> [Task goal] Rewrite the records with every "x-tick-label" renamed to "x-axis-tick" and nothing else changed, and leave out the pictures.

────────

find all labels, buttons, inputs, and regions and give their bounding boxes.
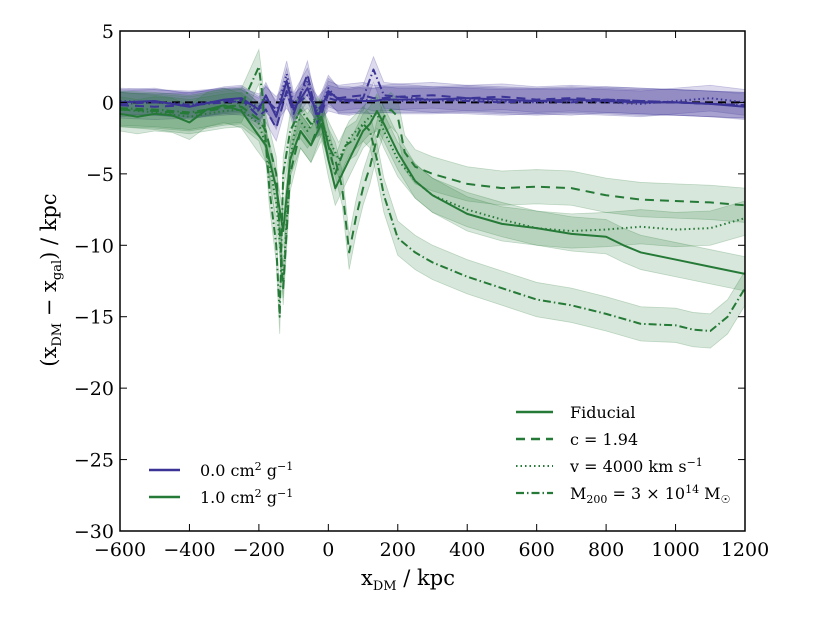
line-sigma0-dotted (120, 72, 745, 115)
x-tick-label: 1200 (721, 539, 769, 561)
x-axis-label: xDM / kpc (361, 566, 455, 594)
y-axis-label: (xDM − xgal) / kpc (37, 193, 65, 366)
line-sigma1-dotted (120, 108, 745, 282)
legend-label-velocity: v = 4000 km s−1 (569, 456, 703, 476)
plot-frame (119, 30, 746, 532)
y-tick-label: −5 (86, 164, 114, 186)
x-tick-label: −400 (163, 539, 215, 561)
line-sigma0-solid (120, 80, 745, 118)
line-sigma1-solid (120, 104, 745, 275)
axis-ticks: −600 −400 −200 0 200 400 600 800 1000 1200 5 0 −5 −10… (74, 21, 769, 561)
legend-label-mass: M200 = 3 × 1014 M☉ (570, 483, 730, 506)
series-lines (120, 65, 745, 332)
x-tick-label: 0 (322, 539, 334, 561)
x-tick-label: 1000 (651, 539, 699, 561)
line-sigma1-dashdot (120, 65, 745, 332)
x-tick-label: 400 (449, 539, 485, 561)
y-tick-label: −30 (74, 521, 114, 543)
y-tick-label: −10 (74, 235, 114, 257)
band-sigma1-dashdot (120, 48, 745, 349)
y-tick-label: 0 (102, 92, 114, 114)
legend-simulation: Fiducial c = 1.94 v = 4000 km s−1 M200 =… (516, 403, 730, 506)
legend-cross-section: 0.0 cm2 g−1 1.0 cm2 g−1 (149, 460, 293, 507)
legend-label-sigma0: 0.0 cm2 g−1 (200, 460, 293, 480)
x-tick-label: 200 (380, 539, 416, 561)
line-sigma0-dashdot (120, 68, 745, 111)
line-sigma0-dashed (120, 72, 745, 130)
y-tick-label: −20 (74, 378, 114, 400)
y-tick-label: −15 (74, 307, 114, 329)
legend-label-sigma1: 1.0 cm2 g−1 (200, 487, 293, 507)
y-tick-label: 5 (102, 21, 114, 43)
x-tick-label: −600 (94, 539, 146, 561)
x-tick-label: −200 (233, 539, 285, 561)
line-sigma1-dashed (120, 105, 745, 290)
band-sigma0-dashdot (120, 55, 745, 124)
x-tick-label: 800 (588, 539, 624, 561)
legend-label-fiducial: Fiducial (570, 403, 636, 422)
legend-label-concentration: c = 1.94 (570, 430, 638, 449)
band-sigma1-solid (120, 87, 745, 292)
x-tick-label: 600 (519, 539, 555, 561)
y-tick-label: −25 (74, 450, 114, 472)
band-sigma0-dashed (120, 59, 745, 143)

────────

> [The output]
find all labels, buttons, inputs, and regions and give their bounding boxes.
line-sigma0-dotted (120, 72, 745, 115)
x-axis-tick: 1200 (721, 539, 769, 561)
x-axis-label: xDM / kpc (361, 566, 455, 594)
y-axis-label: (xDM − xgal) / kpc (37, 193, 65, 366)
line-sigma1-dotted (120, 108, 745, 282)
legend-label-velocity: v = 4000 km s−1 (569, 456, 703, 476)
plot-frame (119, 30, 746, 532)
y-tick-label: −5 (86, 164, 114, 186)
x-axis-tick: −400 (163, 539, 215, 561)
line-sigma0-solid (120, 80, 745, 118)
line-sigma1-solid (120, 104, 745, 275)
axis-ticks: −600 −400 −200 0 200 400 600 800 1000 1200 5 0 −5 −10… (74, 21, 769, 561)
legend-label-mass: M200 = 3 × 1014 M☉ (570, 483, 730, 506)
series-lines (120, 65, 745, 332)
x-axis-tick: 0 (322, 539, 334, 561)
x-axis-tick: 1000 (651, 539, 699, 561)
line-sigma1-dashdot (120, 65, 745, 332)
x-axis-tick: 400 (449, 539, 485, 561)
y-tick-label: −30 (74, 521, 114, 543)
y-tick-label: −10 (74, 235, 114, 257)
band-sigma1-dashdot (120, 48, 745, 349)
y-tick-label: 0 (102, 92, 114, 114)
legend-simulation: Fiducial c = 1.94 v = 4000 km s−1 M200 =… (516, 403, 730, 506)
legend-cross-section: 0.0 cm2 g−1 1.0 cm2 g−1 (149, 460, 293, 507)
legend-label-sigma0: 0.0 cm2 g−1 (200, 460, 293, 480)
x-axis-tick: 200 (380, 539, 416, 561)
line-sigma0-dashdot (120, 68, 745, 111)
line-sigma0-dashed (120, 72, 745, 130)
y-tick-label: −20 (74, 378, 114, 400)
y-tick-label: −15 (74, 307, 114, 329)
legend-label-sigma1: 1.0 cm2 g−1 (200, 487, 293, 507)
y-tick-label: 5 (102, 21, 114, 43)
x-axis-tick: −600 (94, 539, 146, 561)
x-axis-tick: −200 (233, 539, 285, 561)
line-sigma1-dashed (120, 105, 745, 290)
band-sigma0-dashdot (120, 55, 745, 124)
x-axis-tick: 800 (588, 539, 624, 561)
legend-label-fiducial: Fiducial (570, 403, 636, 422)
legend-label-concentration: c = 1.94 (570, 430, 638, 449)
band-sigma1-solid (120, 87, 745, 292)
x-axis-tick: 600 (519, 539, 555, 561)
y-tick-label: −25 (74, 450, 114, 472)
band-sigma0-dashed (120, 59, 745, 143)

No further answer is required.